## Objective
Write out, precisely and in full, each line of the material.

Collected data:
"""
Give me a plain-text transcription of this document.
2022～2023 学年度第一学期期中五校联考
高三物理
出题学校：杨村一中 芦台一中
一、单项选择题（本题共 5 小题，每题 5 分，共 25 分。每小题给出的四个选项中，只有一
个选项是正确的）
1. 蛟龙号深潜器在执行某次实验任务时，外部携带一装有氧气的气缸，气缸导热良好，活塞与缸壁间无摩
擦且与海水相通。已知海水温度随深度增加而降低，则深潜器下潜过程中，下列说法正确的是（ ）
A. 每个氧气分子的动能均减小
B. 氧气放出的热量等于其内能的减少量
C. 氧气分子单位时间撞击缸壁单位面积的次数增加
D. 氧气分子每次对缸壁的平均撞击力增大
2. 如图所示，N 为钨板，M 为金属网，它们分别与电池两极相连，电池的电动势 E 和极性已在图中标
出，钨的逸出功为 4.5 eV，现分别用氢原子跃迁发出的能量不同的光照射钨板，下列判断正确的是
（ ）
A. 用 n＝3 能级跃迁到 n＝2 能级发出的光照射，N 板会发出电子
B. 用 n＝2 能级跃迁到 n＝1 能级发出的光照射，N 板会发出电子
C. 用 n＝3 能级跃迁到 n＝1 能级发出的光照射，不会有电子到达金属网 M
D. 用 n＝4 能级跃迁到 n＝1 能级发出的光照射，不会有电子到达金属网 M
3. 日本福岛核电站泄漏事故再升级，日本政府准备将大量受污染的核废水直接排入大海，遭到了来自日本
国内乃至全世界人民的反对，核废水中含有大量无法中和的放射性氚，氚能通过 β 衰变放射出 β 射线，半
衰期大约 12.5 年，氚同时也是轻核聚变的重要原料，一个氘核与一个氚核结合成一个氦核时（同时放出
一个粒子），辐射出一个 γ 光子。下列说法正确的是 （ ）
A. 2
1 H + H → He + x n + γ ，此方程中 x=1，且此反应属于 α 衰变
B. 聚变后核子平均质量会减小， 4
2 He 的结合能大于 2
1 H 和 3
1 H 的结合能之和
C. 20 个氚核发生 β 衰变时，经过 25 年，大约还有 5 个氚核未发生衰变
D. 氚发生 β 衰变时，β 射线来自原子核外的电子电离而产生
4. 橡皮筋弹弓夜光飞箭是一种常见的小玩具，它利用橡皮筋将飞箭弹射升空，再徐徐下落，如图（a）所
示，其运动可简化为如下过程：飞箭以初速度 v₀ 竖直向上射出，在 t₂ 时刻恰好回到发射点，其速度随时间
"""
## Task answer
Give me a plain-text transcription of this document.
2022～2023 学年度第一学期期中五校联考
高三物理
出题学校：杨村一中 芦台一中
一、单项选择题（本题共 5 小题，每题 5 分，共 25 分。每小题给出的四个选项中，只有一
个选项是正确的）
1. 蛟龙号深潜器在执行某次实验任务时，外部携带一装有氧气的气缸，气缸导热良好，活塞与缸壁间无摩
擦且与海水相通。已知海水温度随深度增加而降低，则深潜器下潜过程中，下列说法正确的是（ ）
A. 每个氧气分子的动能均减小
B. 氧气放出的热量等于其内能的减少量
C. 氧气分子单位时间撞击缸壁单位面积的次数增加
D. 氧气分子每次对缸壁的平均撞击力增大
2. 如图所示，N 为钨板，M 为金属网，它们分别与电池两极相连，电池的电动势 E 和极性已在图中标
出，钨的逸出功为 4.5 eV，现分别用氢原子跃迁发出的能量不同的光照射钨板，下列判断正确的是
（ ）
A. 用 n＝3 能级跃迁到 n＝2 能级发出的光照射，N 板会发出电子
B. 用 n＝2 能级跃迁到 n＝1 能级发出的光照射，N 板会发出电子
C. 用 n＝3 能级跃迁到 n＝1 能级发出的光照射，不会有电子到达金属网 M
D. 用 n＝4 能级跃迁到 n＝1 能级发出的光照射，不会有电子到达金属网 M
3. 日本福岛核电站泄漏事故再升级，日本政府准备将大量受污染的核废水直接排入大海，遭到了来自日本
国内乃至全世界人民的反对，核废水中含有大量无法中和的放射性氚，氚能通过 β 衰变放射出 β 射线，半
衰期大约 12.5 年，氚同时也是轻核聚变的重要原料，一个氘核与一个氚核结合成一个氦核时（同时放出
一个粒子），辐射出一个 γ 光子。下列说法正确的是 （ ）
A. 2
1 H + H → He + x n + γ ，此方程中 x=1，且此反应属于 α 衰变
B. 聚变后核子平均质量会减小， 4
2 He 的结合能大于 2
1 H 和 3
1 H 的结合能之和
C. 20 个氚核发生 β 衰变时，经过 25 年，大约还有 5 个氚核未发生衰变
D. 氚发生 β 衰变时，β 射线来自原子核外的电子电离而产生
4. 橡皮筋弹弓夜光飞箭是一种常见的小玩具，它利用橡皮筋将飞箭弹射升空，再徐徐下落，如图（a）所
示，其运动可简化为如下过程：飞箭以初速度 v₀ 竖直向上射出，在 t₂ 时刻恰好回到发射点，其速度随时间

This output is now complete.